Exercise directions:
Of the lines in the listing below, how many hold "Perplexity"? Answer with the number only.

Records to process:
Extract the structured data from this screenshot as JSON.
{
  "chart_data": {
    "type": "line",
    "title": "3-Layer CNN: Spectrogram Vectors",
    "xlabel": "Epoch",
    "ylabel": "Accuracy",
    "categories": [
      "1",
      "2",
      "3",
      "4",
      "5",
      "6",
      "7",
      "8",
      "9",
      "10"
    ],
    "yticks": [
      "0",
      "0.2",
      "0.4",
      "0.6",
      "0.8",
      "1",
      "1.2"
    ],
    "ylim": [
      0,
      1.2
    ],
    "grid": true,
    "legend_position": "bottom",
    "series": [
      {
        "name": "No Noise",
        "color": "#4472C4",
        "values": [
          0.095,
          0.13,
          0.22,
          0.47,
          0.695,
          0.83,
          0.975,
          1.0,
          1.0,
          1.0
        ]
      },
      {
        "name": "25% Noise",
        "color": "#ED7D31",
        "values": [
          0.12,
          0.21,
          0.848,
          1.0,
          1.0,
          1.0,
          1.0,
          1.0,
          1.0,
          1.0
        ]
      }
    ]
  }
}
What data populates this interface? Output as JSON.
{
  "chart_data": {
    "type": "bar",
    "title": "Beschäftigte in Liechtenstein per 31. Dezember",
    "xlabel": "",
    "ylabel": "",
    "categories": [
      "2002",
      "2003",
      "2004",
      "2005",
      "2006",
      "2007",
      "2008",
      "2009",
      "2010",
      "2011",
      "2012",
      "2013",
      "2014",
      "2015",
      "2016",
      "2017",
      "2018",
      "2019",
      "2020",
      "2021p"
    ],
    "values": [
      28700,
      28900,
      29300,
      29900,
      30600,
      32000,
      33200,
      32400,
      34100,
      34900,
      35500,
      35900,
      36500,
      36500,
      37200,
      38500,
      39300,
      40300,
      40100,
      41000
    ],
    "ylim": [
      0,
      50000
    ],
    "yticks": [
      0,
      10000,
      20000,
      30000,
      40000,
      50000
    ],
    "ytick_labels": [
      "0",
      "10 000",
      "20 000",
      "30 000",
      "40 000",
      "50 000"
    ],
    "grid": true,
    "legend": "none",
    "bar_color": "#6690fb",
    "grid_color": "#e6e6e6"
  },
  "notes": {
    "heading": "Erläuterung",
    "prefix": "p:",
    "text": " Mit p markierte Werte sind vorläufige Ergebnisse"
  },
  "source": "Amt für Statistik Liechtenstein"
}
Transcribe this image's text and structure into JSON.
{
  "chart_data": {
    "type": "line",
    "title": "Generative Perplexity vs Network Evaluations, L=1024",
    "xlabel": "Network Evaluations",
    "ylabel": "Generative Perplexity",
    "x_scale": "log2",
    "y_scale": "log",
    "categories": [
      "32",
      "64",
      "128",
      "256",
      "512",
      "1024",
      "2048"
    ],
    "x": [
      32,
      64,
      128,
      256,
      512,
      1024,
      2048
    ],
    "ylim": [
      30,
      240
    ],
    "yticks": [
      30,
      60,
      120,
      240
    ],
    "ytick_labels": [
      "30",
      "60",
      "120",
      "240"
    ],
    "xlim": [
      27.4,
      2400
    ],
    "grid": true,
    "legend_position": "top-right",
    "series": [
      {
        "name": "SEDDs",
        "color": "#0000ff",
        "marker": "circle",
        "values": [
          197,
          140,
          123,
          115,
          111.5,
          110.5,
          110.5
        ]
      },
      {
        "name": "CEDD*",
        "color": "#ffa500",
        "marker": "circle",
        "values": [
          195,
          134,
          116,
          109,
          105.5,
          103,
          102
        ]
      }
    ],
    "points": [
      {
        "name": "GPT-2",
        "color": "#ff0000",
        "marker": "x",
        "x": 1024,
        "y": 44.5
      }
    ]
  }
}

Task solution:
2